Extracted records
=======

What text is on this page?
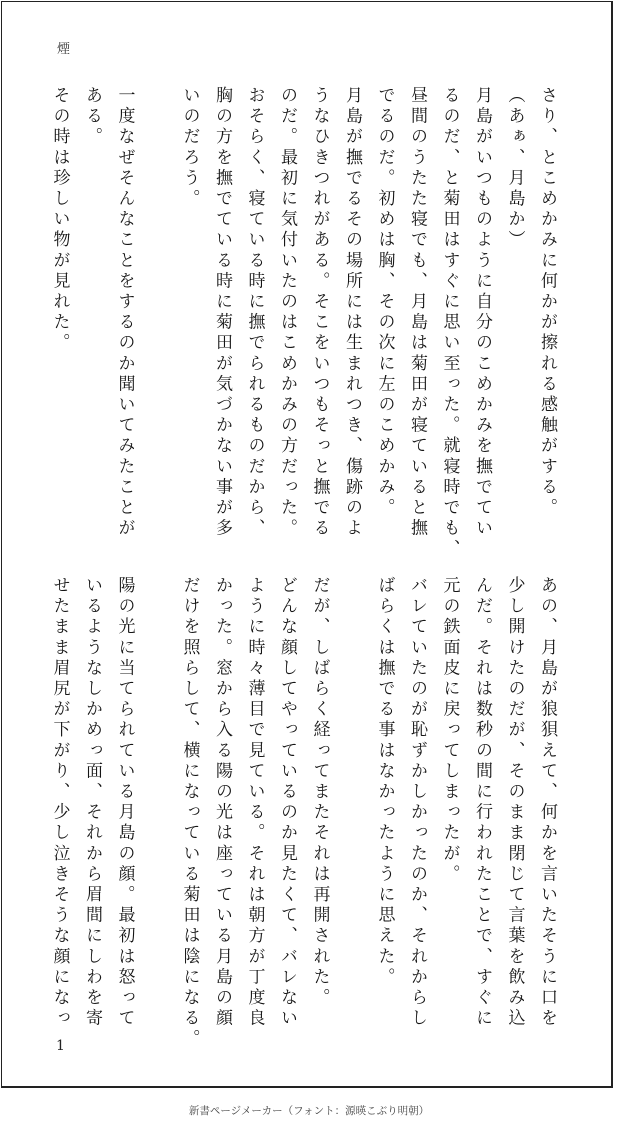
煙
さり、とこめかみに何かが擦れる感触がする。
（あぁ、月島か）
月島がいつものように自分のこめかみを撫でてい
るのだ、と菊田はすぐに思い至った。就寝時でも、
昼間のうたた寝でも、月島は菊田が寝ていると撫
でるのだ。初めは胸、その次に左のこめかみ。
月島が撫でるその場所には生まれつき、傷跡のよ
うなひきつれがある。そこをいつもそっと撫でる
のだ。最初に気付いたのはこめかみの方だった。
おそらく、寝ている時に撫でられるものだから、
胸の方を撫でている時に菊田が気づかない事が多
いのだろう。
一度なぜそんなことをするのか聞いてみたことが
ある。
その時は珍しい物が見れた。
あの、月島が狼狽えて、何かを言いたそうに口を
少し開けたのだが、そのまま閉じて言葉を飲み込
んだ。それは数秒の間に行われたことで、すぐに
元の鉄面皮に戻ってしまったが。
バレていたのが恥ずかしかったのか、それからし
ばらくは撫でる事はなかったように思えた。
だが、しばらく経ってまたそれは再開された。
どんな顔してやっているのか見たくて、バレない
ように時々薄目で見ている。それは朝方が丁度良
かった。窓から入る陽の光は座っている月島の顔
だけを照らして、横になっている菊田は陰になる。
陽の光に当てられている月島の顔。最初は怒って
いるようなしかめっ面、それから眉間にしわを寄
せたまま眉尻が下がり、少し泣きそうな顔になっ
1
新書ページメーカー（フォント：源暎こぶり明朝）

=======

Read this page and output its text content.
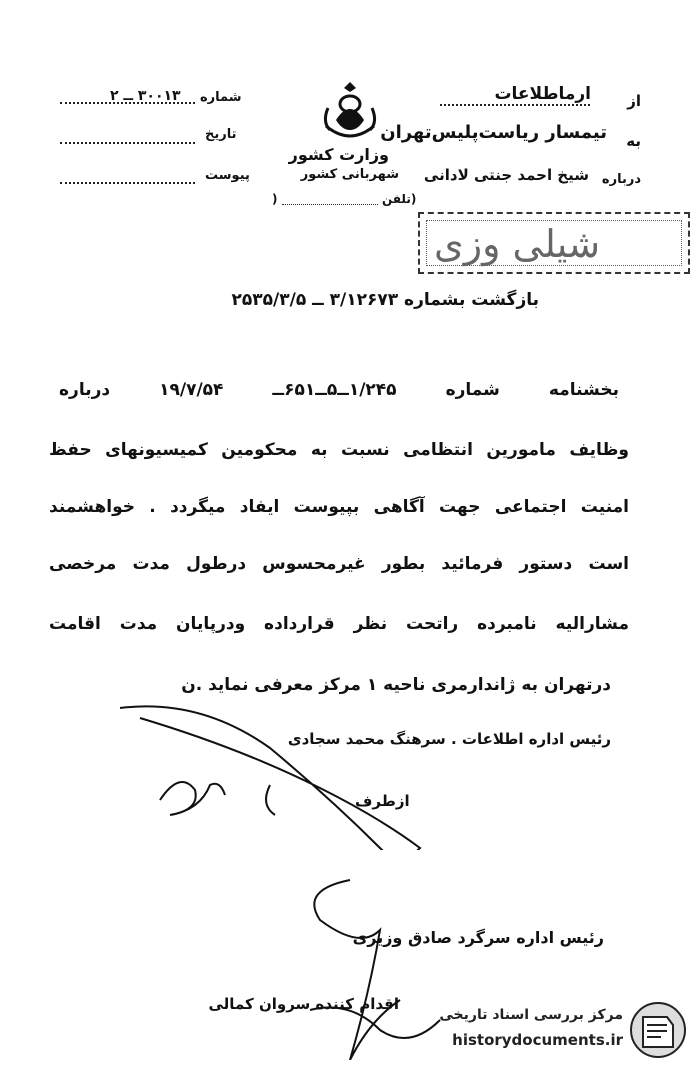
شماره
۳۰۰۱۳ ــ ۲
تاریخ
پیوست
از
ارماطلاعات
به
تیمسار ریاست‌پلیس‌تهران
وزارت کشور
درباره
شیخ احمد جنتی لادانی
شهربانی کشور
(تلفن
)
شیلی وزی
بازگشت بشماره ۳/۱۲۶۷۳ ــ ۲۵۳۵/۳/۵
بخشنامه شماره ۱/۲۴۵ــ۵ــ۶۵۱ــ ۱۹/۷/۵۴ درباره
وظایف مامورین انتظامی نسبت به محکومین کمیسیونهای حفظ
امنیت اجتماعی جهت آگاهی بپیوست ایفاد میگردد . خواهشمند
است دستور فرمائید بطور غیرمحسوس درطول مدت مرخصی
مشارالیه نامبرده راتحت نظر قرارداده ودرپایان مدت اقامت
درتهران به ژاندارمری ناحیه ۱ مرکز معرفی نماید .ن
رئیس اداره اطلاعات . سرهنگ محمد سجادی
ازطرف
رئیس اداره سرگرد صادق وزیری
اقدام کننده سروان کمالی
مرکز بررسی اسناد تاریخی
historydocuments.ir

=======

▸ **The problem**: Pick out the lines containing the string "this".

▸ **Response below**:
What text is on this page?
Read this page and output its text content.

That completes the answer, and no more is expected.